- **EXERCISE INSTRUCTIONS**
Your answer should be a single number: the count of lines that hold the word "fill".

Records from a collection of figures:

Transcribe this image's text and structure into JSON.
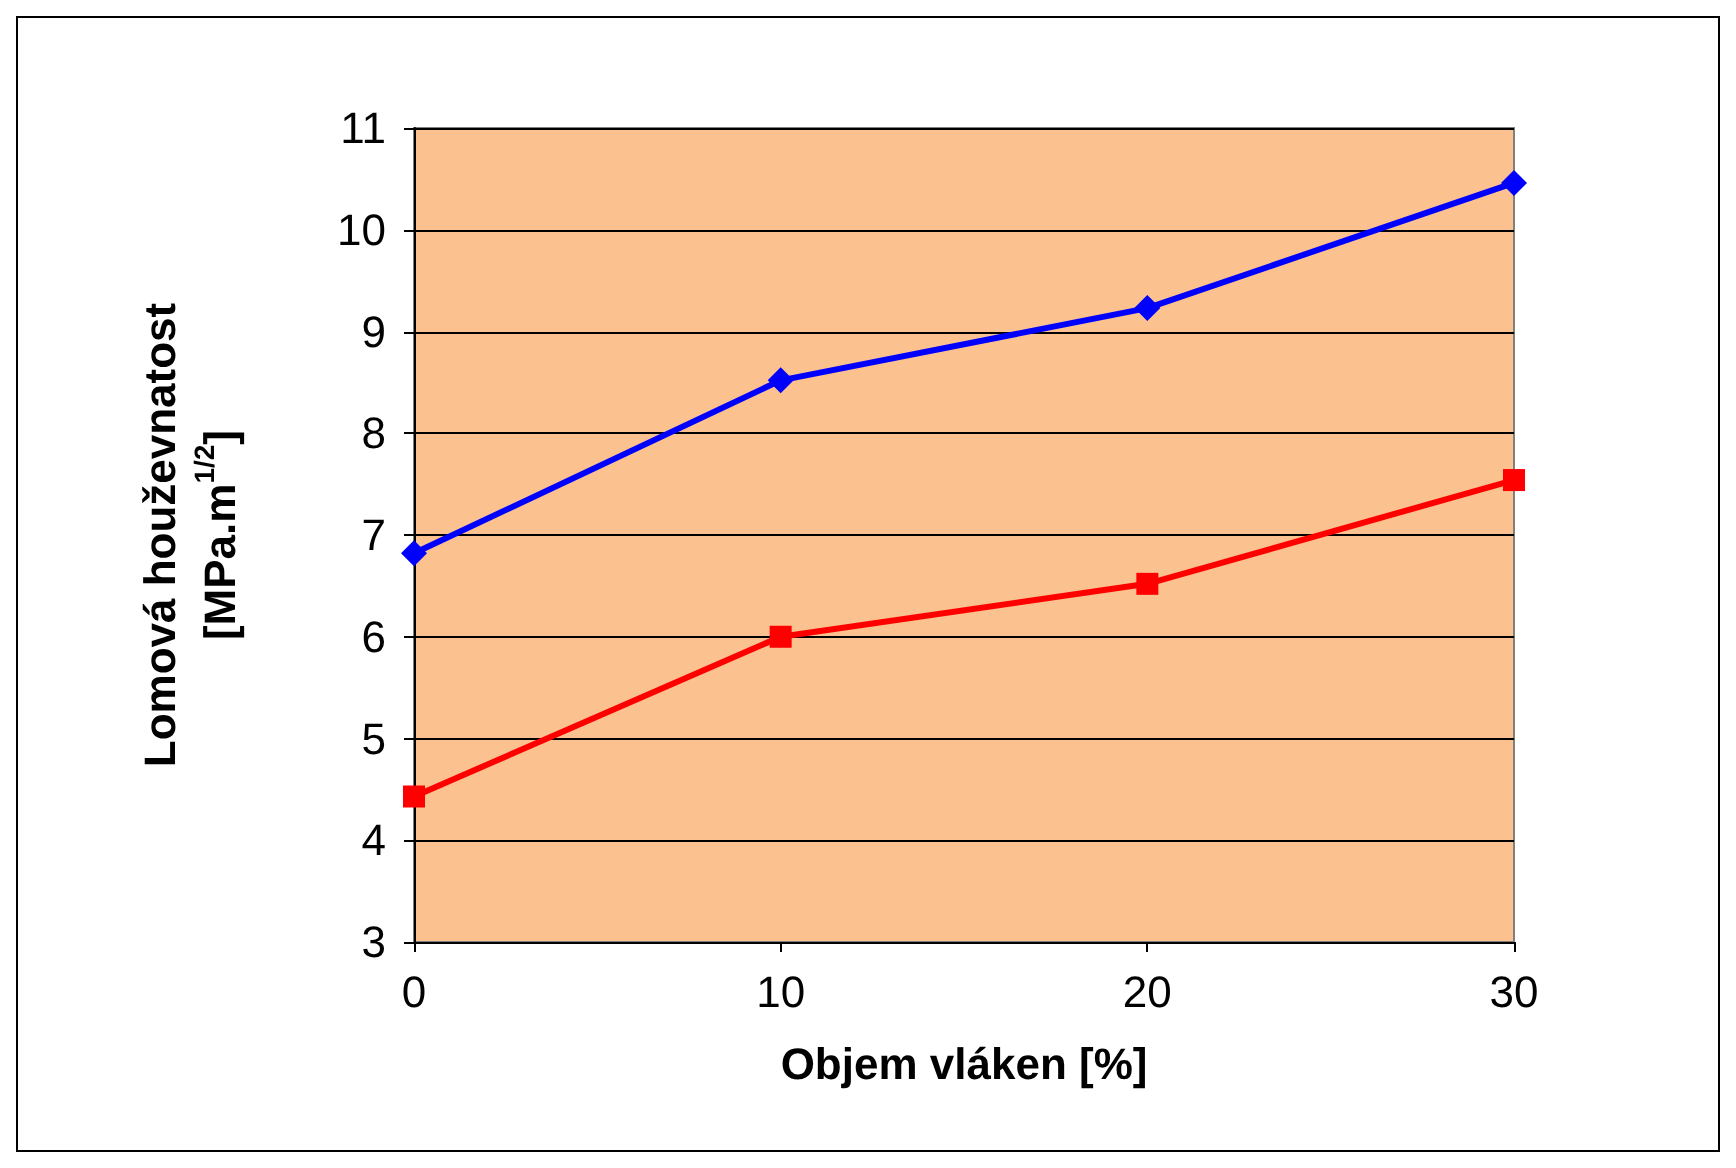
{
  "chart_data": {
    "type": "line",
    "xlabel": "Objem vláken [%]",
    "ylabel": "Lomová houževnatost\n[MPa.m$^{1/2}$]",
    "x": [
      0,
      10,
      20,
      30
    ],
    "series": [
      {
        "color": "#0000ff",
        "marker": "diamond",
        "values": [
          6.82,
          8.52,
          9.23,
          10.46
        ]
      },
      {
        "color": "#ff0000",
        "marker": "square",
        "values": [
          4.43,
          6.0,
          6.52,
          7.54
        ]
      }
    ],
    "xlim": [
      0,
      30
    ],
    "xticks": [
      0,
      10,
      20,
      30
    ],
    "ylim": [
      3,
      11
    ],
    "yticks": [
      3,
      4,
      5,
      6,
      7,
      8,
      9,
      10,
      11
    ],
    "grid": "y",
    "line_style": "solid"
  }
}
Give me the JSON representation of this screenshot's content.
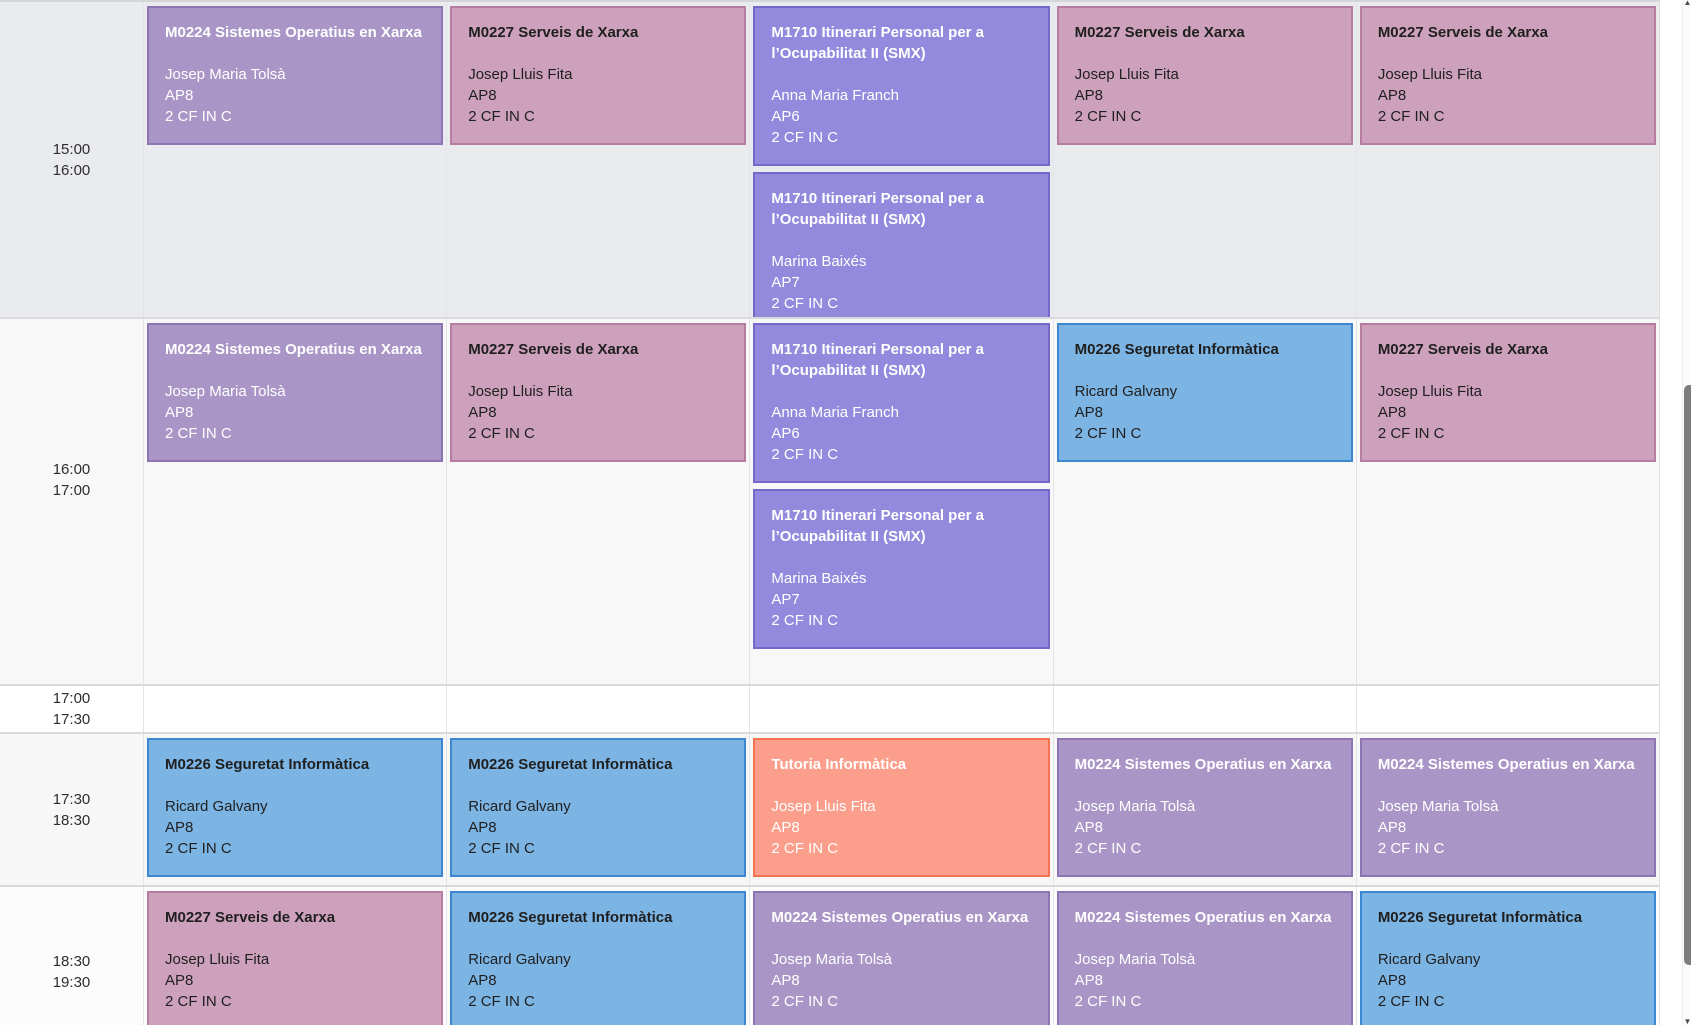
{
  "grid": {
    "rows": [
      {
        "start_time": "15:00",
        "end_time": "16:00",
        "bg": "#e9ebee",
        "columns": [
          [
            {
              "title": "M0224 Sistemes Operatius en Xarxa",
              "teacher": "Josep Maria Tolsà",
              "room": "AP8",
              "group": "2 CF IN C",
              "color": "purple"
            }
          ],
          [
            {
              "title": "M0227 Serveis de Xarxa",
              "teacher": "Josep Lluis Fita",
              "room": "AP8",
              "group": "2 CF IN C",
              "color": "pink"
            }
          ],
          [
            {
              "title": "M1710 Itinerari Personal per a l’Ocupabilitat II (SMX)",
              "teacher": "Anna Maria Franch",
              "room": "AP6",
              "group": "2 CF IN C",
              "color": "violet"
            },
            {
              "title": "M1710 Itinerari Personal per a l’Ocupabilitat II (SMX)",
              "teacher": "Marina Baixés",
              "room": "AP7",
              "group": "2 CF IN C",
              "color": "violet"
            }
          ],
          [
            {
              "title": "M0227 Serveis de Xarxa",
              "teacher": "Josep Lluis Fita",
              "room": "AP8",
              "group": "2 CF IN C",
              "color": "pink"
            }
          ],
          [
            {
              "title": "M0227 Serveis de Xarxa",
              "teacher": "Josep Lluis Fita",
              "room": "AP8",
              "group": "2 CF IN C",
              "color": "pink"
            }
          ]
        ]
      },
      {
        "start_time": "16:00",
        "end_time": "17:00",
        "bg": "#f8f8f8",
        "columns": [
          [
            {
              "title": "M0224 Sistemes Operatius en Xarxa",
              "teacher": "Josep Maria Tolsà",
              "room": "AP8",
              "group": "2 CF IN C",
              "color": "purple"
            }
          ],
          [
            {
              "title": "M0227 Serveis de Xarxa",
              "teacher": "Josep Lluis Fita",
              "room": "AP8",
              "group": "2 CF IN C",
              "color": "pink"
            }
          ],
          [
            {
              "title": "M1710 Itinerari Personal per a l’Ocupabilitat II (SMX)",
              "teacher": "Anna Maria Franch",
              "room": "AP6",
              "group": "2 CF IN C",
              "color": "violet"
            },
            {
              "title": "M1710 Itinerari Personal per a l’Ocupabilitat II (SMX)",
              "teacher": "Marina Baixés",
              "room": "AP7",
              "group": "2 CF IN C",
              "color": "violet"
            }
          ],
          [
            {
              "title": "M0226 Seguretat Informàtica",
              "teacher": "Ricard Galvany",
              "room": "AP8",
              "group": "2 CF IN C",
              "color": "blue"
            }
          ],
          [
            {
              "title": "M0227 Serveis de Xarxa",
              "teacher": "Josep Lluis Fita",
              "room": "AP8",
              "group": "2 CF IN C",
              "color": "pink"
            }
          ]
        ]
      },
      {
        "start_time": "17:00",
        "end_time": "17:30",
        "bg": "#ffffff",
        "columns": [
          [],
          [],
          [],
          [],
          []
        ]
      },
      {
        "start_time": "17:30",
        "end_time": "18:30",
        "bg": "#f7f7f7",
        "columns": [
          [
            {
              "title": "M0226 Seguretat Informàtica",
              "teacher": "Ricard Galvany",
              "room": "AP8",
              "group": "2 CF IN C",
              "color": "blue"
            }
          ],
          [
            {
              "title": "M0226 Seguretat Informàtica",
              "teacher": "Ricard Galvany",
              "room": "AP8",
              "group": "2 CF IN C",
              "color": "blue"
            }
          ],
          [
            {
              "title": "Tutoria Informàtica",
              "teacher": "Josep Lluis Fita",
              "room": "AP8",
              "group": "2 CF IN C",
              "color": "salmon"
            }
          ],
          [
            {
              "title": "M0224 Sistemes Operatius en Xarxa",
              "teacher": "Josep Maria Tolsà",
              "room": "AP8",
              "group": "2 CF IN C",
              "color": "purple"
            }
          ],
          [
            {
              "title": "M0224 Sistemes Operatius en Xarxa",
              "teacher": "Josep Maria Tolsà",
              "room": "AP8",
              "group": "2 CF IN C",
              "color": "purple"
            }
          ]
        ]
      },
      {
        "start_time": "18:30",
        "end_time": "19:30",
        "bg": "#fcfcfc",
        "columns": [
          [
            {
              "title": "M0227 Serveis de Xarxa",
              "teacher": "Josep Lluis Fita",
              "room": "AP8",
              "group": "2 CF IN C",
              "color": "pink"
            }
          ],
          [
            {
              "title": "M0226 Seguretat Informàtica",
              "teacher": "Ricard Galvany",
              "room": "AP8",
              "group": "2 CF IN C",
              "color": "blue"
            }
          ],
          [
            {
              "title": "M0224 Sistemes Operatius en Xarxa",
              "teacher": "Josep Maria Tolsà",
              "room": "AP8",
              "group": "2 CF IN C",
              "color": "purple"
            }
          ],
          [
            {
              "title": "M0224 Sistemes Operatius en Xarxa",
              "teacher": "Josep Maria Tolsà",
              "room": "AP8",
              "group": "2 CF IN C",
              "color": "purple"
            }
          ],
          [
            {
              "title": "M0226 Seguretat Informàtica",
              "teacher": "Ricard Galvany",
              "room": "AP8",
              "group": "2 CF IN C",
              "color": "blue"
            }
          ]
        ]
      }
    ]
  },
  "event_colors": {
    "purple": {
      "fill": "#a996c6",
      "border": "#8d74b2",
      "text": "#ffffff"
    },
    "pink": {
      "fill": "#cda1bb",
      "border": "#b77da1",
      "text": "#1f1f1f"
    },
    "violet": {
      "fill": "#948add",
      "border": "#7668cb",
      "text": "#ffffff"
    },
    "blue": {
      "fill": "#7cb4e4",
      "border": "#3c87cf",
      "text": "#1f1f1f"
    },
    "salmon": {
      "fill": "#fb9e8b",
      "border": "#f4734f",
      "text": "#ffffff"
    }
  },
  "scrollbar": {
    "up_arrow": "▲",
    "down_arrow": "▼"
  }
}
==
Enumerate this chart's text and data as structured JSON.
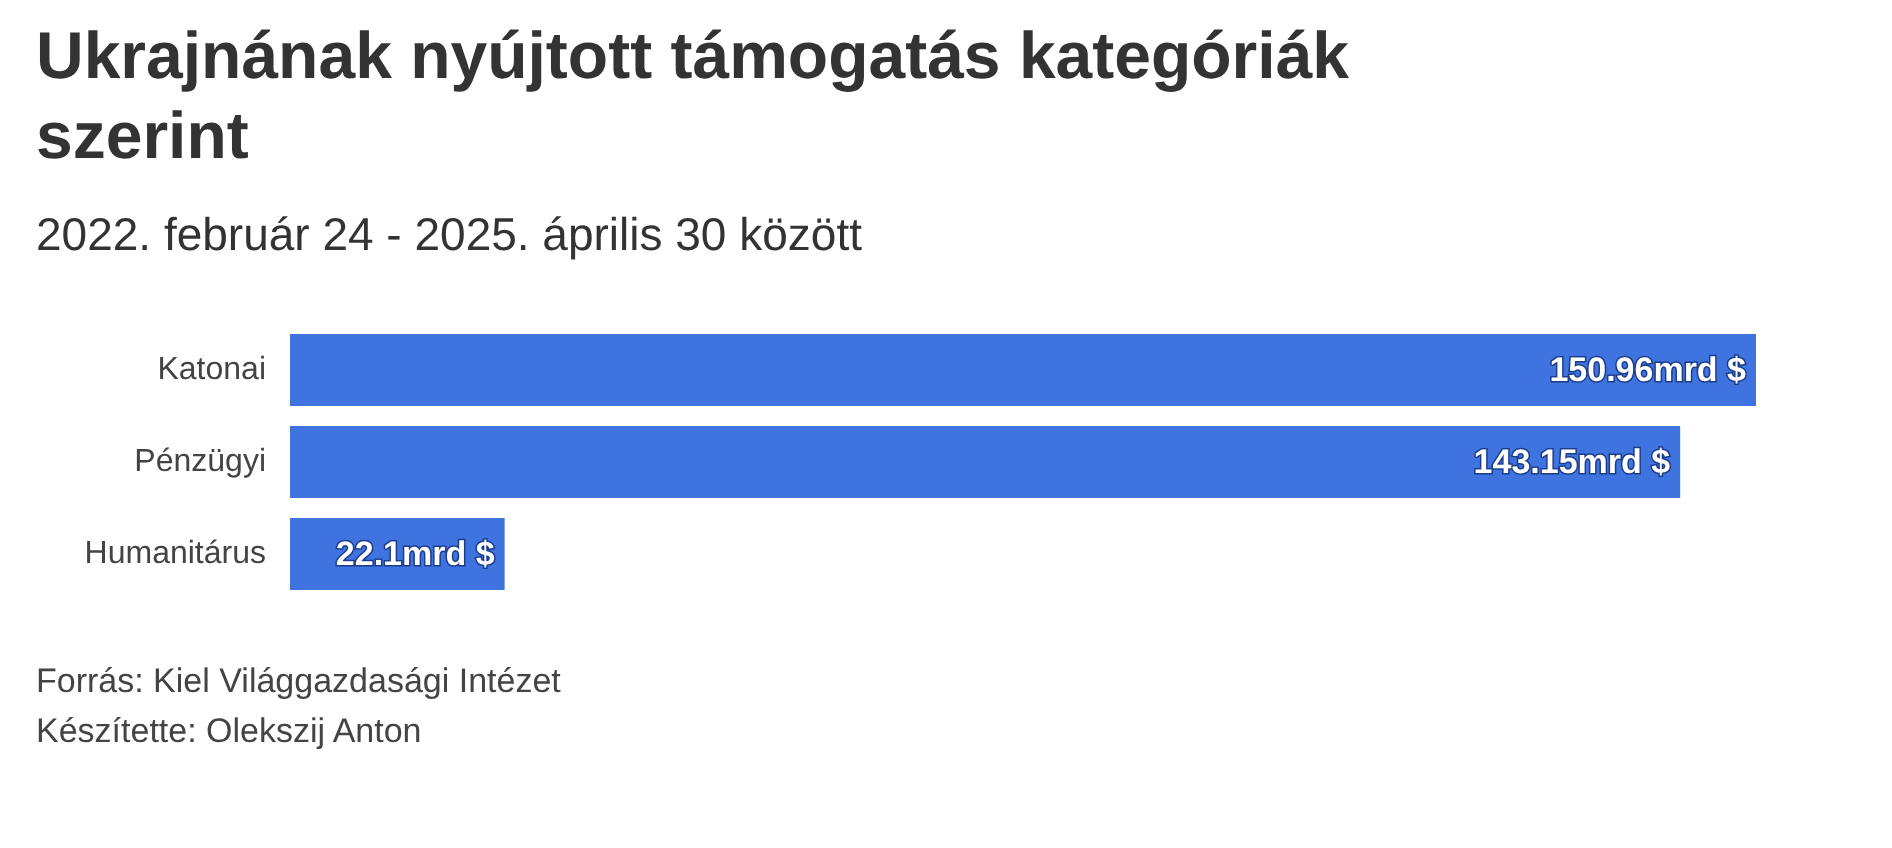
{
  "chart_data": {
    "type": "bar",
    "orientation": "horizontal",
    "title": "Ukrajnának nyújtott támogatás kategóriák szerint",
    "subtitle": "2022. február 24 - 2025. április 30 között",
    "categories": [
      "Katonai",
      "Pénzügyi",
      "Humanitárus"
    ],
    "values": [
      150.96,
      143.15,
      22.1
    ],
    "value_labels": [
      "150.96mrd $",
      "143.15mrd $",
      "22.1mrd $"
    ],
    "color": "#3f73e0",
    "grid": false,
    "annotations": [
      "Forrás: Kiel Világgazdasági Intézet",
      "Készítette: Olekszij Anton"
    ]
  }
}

- **FINISHED TASK**
5